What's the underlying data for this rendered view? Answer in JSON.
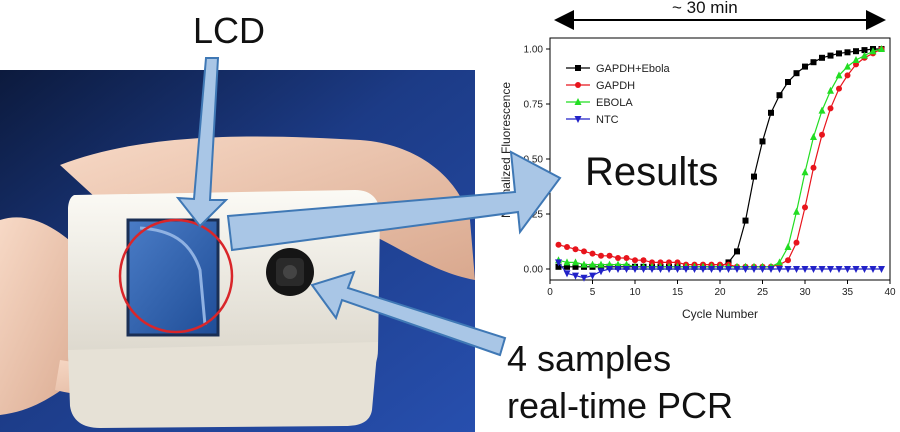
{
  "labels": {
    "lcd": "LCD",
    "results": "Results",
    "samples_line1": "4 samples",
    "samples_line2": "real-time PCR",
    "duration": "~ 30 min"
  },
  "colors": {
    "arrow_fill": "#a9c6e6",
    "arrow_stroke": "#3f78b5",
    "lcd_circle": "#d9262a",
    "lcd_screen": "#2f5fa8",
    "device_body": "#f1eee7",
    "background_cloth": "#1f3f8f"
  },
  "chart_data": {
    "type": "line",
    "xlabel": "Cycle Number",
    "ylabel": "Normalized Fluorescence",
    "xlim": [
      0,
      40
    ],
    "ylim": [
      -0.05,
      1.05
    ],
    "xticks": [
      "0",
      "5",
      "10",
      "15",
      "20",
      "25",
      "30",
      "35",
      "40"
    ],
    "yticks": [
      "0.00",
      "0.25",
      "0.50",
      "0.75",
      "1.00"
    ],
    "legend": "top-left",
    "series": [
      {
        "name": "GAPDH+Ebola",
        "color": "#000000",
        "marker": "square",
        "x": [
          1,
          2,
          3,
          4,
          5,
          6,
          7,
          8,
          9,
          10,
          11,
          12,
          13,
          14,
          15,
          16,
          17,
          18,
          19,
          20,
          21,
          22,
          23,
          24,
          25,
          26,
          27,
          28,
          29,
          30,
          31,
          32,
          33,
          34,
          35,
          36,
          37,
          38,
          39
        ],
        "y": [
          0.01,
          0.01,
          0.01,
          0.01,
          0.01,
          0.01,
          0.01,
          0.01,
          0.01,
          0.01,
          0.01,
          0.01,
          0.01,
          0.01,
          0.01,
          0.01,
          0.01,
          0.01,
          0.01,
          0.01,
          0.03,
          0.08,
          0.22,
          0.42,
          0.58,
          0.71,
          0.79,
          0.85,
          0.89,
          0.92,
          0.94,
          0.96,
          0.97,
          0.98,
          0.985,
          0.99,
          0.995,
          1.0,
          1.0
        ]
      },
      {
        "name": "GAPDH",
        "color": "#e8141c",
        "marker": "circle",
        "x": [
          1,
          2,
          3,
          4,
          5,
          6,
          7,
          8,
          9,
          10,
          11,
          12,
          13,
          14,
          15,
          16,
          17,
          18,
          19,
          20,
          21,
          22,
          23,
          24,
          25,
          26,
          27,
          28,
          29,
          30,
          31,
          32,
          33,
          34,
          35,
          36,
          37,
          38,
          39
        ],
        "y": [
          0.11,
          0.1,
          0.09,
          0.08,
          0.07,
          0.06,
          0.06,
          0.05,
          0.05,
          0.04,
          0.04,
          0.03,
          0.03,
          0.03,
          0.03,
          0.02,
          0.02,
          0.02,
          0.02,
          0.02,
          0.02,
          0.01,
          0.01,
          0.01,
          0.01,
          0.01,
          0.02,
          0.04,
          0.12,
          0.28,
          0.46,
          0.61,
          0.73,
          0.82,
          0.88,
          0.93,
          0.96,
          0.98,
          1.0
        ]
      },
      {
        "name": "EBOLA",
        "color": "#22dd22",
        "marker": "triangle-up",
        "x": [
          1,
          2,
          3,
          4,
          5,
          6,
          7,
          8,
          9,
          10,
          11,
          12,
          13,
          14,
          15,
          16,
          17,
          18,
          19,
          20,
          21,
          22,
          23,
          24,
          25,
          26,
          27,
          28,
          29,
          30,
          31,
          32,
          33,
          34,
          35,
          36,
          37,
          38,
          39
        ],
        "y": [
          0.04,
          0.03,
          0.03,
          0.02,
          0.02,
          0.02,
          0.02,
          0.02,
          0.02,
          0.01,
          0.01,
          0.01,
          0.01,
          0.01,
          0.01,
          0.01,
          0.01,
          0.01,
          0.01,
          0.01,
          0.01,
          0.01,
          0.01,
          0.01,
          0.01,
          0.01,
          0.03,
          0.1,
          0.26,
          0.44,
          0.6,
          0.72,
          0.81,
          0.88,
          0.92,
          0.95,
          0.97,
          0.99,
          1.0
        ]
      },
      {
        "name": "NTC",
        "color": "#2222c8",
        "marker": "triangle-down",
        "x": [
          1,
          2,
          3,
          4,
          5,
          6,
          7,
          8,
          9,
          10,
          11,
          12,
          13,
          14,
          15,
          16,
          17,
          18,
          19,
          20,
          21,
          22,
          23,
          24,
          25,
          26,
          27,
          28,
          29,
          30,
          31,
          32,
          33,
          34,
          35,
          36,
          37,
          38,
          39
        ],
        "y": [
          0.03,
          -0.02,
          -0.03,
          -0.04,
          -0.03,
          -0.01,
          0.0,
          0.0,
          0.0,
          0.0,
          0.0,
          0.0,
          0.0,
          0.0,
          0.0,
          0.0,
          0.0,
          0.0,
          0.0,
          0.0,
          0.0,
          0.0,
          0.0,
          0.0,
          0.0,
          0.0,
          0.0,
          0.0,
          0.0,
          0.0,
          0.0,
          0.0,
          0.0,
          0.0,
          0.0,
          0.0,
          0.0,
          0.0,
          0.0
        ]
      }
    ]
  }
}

────────────────────

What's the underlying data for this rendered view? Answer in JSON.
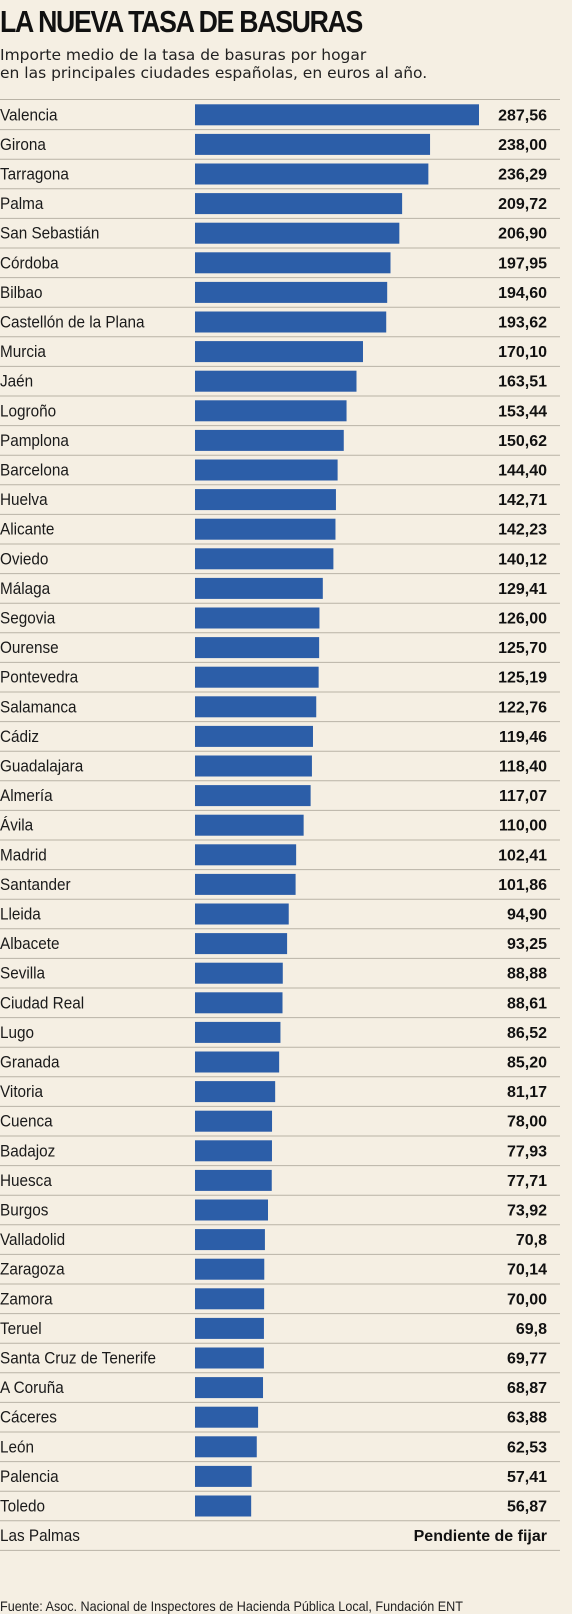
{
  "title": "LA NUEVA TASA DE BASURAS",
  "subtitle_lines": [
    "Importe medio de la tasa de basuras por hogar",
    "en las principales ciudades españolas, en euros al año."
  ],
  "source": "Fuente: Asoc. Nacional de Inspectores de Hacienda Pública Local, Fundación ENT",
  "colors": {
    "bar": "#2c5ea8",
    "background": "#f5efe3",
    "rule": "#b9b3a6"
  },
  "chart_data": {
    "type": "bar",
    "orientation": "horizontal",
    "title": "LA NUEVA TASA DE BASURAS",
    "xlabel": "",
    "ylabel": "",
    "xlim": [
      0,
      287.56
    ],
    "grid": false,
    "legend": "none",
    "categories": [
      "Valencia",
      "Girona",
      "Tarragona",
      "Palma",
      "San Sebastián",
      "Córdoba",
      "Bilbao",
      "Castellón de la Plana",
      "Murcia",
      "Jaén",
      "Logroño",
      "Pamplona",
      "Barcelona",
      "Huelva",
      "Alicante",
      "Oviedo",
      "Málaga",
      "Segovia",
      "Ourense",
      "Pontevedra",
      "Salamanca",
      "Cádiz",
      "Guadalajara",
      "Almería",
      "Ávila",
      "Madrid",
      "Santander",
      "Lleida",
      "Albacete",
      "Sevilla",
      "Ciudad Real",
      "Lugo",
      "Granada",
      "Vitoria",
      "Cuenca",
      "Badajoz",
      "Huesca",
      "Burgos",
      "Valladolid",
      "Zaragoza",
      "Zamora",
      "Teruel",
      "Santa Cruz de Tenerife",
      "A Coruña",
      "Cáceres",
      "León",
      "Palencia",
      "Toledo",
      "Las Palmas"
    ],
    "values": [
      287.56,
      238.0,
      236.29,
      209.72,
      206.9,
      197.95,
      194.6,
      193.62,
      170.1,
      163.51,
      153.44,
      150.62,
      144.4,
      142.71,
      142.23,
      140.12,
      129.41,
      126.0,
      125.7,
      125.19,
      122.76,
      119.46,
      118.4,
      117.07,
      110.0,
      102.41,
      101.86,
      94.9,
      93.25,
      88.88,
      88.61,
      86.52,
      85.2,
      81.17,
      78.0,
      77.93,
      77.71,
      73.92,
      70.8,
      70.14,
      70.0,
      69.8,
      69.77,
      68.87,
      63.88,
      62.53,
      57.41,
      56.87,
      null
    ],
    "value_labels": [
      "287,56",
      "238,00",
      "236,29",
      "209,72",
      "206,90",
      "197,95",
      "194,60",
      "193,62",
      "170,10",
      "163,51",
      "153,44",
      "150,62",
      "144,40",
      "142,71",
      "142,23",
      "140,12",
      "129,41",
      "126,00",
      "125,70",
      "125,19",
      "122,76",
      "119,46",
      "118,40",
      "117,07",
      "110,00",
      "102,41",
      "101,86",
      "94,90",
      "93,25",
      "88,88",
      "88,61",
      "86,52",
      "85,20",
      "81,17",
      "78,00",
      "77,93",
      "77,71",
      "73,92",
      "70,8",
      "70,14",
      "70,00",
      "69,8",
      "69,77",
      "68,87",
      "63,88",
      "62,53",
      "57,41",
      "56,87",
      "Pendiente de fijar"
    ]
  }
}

────────────────────

> **Exercise description**
Read the data above and pull out each line that holds the string "NUEVA".

> **Solution for this exercise**
  "title": "LA NUEVA TASA DE BASURAS",
    "title": "LA NUEVA TASA DE BASURAS",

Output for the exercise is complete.